## [MATERIAL FOR THIS EXERCISE]
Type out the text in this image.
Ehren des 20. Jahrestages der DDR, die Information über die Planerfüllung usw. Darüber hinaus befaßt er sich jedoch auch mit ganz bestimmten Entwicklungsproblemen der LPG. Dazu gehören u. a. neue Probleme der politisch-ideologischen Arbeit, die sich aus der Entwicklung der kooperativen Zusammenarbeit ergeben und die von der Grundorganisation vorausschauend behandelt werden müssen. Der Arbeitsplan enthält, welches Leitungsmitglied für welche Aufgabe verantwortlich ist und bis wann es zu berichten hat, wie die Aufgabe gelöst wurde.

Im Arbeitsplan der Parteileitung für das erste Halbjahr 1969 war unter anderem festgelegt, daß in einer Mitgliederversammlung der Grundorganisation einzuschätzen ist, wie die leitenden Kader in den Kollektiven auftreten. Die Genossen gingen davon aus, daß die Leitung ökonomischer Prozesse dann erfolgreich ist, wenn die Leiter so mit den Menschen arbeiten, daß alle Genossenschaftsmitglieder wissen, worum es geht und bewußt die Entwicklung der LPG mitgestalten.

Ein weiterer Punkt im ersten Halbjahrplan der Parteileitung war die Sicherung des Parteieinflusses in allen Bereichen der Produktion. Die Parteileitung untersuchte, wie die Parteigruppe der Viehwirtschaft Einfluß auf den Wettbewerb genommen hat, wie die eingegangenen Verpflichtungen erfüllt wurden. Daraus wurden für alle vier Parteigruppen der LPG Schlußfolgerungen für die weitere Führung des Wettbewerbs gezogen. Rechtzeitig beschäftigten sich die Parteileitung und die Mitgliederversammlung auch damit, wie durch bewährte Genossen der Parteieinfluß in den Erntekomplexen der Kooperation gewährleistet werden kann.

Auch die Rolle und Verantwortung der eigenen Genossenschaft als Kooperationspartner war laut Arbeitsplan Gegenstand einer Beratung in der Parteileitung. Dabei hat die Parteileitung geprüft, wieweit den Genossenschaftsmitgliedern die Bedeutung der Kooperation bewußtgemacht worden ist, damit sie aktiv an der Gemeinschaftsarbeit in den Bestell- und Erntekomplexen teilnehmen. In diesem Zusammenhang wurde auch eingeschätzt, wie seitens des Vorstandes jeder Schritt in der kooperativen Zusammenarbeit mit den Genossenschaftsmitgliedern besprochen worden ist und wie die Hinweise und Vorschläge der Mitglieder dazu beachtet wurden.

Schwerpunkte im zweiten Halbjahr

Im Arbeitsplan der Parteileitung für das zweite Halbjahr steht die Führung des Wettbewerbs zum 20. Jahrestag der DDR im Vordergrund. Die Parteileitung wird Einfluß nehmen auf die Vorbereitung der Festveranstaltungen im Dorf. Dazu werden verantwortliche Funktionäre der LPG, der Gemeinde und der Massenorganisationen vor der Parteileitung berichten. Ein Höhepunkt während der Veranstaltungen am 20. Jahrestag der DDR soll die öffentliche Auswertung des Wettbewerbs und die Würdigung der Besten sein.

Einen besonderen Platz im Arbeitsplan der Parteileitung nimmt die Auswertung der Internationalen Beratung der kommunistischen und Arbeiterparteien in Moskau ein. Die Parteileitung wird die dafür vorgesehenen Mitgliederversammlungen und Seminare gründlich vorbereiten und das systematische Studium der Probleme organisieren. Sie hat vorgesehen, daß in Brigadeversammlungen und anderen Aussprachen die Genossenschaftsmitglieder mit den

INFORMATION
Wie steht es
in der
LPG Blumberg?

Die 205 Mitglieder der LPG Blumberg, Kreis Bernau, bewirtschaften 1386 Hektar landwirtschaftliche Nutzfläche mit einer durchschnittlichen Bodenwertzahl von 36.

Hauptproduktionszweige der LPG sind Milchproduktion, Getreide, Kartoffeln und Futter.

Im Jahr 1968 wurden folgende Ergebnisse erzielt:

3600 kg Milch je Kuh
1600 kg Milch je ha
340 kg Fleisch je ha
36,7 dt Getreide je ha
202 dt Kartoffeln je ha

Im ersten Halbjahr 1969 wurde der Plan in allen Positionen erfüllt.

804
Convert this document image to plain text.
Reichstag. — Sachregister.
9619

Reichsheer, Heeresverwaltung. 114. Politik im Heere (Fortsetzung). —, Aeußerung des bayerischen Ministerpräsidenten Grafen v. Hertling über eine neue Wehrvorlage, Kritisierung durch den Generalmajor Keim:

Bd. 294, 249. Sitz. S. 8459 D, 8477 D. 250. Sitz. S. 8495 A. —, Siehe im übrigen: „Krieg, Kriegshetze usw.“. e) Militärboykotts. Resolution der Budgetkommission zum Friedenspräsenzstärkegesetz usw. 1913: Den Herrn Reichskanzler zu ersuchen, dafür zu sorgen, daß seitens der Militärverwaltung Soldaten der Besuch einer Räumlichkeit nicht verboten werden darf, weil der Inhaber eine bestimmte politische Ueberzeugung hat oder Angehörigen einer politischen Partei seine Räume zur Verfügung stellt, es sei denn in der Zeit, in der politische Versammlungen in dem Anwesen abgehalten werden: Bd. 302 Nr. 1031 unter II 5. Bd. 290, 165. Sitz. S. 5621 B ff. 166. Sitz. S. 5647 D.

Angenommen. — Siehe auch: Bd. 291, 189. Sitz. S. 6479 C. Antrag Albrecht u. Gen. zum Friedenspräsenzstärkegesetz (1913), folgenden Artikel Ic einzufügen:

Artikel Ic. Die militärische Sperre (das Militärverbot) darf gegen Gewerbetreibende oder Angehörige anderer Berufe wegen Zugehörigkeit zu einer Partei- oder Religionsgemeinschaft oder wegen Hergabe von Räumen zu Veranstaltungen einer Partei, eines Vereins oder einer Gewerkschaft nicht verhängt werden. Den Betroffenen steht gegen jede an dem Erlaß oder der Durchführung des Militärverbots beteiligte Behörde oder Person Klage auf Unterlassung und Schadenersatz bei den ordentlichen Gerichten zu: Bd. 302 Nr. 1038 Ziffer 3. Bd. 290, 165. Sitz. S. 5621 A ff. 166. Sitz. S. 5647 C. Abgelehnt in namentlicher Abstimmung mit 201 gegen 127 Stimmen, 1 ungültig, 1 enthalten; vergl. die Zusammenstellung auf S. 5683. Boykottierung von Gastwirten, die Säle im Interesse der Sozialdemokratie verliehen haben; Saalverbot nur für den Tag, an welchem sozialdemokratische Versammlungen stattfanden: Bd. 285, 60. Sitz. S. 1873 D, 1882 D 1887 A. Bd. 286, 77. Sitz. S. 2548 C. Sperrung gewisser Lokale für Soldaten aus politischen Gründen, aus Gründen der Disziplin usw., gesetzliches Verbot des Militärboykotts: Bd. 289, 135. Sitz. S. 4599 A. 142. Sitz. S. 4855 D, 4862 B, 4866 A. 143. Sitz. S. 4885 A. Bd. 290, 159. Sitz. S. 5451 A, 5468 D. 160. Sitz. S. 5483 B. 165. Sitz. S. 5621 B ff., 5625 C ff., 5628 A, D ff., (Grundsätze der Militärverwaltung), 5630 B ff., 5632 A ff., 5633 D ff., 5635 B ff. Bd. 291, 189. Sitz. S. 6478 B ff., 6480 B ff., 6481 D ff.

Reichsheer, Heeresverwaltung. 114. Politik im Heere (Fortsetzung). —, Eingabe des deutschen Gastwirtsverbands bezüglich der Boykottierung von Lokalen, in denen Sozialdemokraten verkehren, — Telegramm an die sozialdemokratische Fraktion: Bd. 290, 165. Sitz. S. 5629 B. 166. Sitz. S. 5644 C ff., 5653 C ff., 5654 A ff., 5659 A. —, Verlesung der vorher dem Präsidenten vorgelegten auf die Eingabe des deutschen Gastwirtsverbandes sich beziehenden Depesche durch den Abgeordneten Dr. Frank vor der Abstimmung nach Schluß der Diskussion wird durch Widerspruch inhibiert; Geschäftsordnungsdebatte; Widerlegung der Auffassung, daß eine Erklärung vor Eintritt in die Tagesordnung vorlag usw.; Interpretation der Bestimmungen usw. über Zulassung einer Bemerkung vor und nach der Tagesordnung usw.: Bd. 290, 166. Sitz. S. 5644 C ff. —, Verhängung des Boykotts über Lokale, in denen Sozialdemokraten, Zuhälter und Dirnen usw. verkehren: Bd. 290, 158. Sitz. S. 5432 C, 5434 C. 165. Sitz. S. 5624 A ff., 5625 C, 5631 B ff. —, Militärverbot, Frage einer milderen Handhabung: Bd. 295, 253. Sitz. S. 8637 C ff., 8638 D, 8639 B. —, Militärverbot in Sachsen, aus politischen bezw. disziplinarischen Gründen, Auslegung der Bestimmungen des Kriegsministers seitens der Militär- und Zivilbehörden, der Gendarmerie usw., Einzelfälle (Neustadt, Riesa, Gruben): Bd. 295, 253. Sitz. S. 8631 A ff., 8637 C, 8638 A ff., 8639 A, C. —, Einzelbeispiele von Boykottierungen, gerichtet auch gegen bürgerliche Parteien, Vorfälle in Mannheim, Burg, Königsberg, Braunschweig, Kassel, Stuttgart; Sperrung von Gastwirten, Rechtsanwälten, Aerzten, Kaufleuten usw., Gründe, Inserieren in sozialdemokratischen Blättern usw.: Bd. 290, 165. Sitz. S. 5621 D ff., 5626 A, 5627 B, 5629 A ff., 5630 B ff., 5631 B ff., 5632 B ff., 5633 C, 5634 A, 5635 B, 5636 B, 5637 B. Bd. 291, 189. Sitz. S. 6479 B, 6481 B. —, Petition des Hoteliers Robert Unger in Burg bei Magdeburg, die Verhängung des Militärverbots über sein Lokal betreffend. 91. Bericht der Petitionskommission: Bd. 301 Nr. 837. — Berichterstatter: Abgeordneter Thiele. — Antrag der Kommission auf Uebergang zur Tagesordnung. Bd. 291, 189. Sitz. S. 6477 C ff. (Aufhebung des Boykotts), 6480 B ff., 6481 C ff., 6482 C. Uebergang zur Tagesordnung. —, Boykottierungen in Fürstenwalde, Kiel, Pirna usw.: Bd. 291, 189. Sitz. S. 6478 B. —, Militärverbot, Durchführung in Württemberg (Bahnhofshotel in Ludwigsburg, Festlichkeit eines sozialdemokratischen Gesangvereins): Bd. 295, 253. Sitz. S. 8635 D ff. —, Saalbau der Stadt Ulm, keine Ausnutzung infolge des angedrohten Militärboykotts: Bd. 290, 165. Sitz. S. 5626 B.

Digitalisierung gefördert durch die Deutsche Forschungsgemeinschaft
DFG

## [PROBLEM STATEMENT]
Go through the material above, find each line with the string "image", and copy it.

## [ANSWER SECTION]
Type out the text in this image.
Convert this document image to plain text.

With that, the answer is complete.